#### Extracted entries:
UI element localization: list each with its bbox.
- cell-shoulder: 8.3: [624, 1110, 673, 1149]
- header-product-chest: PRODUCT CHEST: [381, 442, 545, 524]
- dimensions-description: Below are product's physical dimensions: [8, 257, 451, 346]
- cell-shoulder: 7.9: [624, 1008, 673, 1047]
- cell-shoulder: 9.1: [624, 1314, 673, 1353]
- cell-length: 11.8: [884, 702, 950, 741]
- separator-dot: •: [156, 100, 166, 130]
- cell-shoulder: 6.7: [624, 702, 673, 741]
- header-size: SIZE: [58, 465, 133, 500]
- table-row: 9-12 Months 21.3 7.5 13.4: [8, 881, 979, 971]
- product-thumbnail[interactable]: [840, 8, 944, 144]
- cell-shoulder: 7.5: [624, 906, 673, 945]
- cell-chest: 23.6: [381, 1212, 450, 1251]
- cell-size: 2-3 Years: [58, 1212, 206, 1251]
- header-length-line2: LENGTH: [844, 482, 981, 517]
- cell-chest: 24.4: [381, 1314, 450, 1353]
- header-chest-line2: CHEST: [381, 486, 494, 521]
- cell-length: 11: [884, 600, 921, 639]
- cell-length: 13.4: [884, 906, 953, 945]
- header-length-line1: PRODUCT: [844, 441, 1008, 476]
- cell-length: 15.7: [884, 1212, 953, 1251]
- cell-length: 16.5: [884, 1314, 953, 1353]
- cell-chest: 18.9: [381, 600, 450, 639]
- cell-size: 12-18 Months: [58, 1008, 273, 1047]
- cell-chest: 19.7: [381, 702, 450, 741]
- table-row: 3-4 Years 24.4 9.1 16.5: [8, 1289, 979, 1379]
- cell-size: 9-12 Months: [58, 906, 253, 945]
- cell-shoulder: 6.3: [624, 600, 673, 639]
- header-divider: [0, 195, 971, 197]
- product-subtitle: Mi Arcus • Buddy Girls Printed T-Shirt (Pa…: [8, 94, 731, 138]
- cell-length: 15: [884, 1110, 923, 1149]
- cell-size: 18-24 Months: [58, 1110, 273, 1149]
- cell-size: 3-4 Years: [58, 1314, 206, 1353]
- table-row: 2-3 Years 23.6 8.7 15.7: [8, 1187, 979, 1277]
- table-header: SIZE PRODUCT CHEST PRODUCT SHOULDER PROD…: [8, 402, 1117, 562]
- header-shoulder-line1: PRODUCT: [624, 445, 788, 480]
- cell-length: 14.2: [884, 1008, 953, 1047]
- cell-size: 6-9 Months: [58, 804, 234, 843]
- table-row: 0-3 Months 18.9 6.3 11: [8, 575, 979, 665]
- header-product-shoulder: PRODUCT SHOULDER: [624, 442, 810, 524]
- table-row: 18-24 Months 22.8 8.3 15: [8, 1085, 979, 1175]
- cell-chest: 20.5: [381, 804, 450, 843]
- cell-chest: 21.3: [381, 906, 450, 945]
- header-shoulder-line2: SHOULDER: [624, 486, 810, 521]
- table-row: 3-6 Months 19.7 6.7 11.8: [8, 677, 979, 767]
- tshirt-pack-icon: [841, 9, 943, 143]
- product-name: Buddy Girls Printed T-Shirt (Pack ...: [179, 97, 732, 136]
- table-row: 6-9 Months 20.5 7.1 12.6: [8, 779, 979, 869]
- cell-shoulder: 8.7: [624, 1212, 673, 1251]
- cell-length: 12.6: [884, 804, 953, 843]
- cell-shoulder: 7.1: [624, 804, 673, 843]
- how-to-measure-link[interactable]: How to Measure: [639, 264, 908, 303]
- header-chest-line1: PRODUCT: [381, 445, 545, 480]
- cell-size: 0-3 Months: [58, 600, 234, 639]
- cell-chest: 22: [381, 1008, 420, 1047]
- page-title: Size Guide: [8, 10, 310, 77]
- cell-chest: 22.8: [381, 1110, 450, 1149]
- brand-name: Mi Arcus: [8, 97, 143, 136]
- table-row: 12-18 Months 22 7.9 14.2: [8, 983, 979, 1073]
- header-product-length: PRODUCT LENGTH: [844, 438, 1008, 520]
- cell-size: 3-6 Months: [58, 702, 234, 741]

#### What you should do:
Render every line of the records above as a Markdown table with two columns, Row for the row number and Entry for the line itself, and omit any blank lines.

#### Answer to the exercise:
| Row | Entry |
|---|---|
| 1 | UI element localization: list each with its bbox. |
| 2 | - cell-shoulder: 8.3: [624, 1110, 673, 1149] |
| 3 | - header-product-chest: PRODUCT CHEST: [381, 442, 545, 524] |
| 4 | - dimensions-description: Below are product's physical dimensions: [8, 257, 451, 346] |
| 5 | - cell-shoulder: 7.9: [624, 1008, 673, 1047] |
| 6 | - cell-shoulder: 9.1: [624, 1314, 673, 1353] |
| 7 | - cell-length: 11.8: [884, 702, 950, 741] |
| 8 | - separator-dot: •: [156, 100, 166, 130] |
| 9 | - cell-shoulder: 6.7: [624, 702, 673, 741] |
| 10 | - header-size: SIZE: [58, 465, 133, 500] |
| 11 | - table-row: 9-12 Months 21.3 7.5 13.4: [8, 881, 979, 971] |
| 12 | - product-thumbnail[interactable]: [840, 8, 944, 144] |
| 13 | - cell-shoulder: 7.5: [624, 906, 673, 945] |
| 14 | - cell-chest: 23.6: [381, 1212, 450, 1251] |
| 15 | - cell-size: 2-3 Years: [58, 1212, 206, 1251] |
| 16 | - header-length-line2: LENGTH: [844, 482, 981, 517] |
| 17 | - cell-chest: 24.4: [381, 1314, 450, 1353] |
| 18 | - header-chest-line2: CHEST: [381, 486, 494, 521] |
| 19 | - cell-length: 11: [884, 600, 921, 639] |
| 20 | - cell-length: 13.4: [884, 906, 953, 945] |
| 21 | - header-length-line1: PRODUCT: [844, 441, 1008, 476] |
| 22 | - cell-length: 15.7: [884, 1212, 953, 1251] |
| 23 | - cell-length: 16.5: [884, 1314, 953, 1353] |
| 24 | - cell-chest: 18.9: [381, 600, 450, 639] |
| 25 | - cell-size: 12-18 Months: [58, 1008, 273, 1047] |
| 26 | - cell-chest: 19.7: [381, 702, 450, 741] |
| 27 | - table-row: 3-4 Years 24.4 9.1 16.5: [8, 1289, 979, 1379] |
| 28 | - cell-size: 9-12 Months: [58, 906, 253, 945] |
| 29 | - cell-shoulder: 6.3: [624, 600, 673, 639] |
| 30 | - header-divider: [0, 195, 971, 197] |
| 31 | - product-subtitle: Mi Arcus • Buddy Girls Printed T-Shirt (Pa…: [8, 94, 731, 138] |
| 32 | - cell-length: 15: [884, 1110, 923, 1149] |
| 33 | - cell-size: 18-24 Months: [58, 1110, 273, 1149] |
| 34 | - cell-size: 3-4 Years: [58, 1314, 206, 1353] |
| 35 | - table-row: 2-3 Years 23.6 8.7 15.7: [8, 1187, 979, 1277] |
| 36 | - table-header: SIZE PRODUCT CHEST PRODUCT SHOULDER PROD…: [8, 402, 1117, 562] |
| 37 | - header-shoulder-line1: PRODUCT: [624, 445, 788, 480] |
| 38 | - cell-length: 14.2: [884, 1008, 953, 1047] |
| 39 | - cell-size: 6-9 Months: [58, 804, 234, 843] |
| 40 | - table-row: 0-3 Months 18.9 6.3 11: [8, 575, 979, 665] |
| 41 | - header-product-shoulder: PRODUCT SHOULDER: [624, 442, 810, 524] |
| 42 | - table-row: 18-24 Months 22.8 8.3 15: [8, 1085, 979, 1175] |
| 43 | - cell-chest: 20.5: [381, 804, 450, 843] |
| 44 | - cell-chest: 21.3: [381, 906, 450, 945] |
| 45 | - header-shoulder-line2: SHOULDER: [624, 486, 810, 521] |
| 46 | - table-row: 3-6 Months 19.7 6.7 11.8: [8, 677, 979, 767] |
| 47 | - tshirt-pack-icon: [841, 9, 943, 143] |
| 48 | - product-name: Buddy Girls Printed T-Shirt (Pack ...: [179, 97, 732, 136] |
| 49 | - table-row: 6-9 Months 20.5 7.1 12.6: [8, 779, 979, 869] |
| 50 | - cell-shoulder: 8.7: [624, 1212, 673, 1251] |
| 51 | - cell-length: 12.6: [884, 804, 953, 843] |
| 52 | - cell-shoulder: 7.1: [624, 804, 673, 843] |
| 53 | - how-to-measure-link[interactable]: How to Measure: [639, 264, 908, 303] |
| 54 | - header-chest-line1: PRODUCT: [381, 445, 545, 480] |
| 55 | - cell-size: 0-3 Months: [58, 600, 234, 639] |
| 56 | - cell-chest: 22: [381, 1008, 420, 1047] |
| 57 | - page-title: Size Guide: [8, 10, 310, 77] |
| 58 | - cell-chest: 22.8: [381, 1110, 450, 1149] |
| 59 | - brand-name: Mi Arcus: [8, 97, 143, 136] |
| 60 | - table-row: 12-18 Months 22 7.9 14.2: [8, 983, 979, 1073] |
| 61 | - header-product-length: PRODUCT LENGTH: [844, 438, 1008, 520] |
| 62 | - cell-size: 3-6 Months: [58, 702, 234, 741] |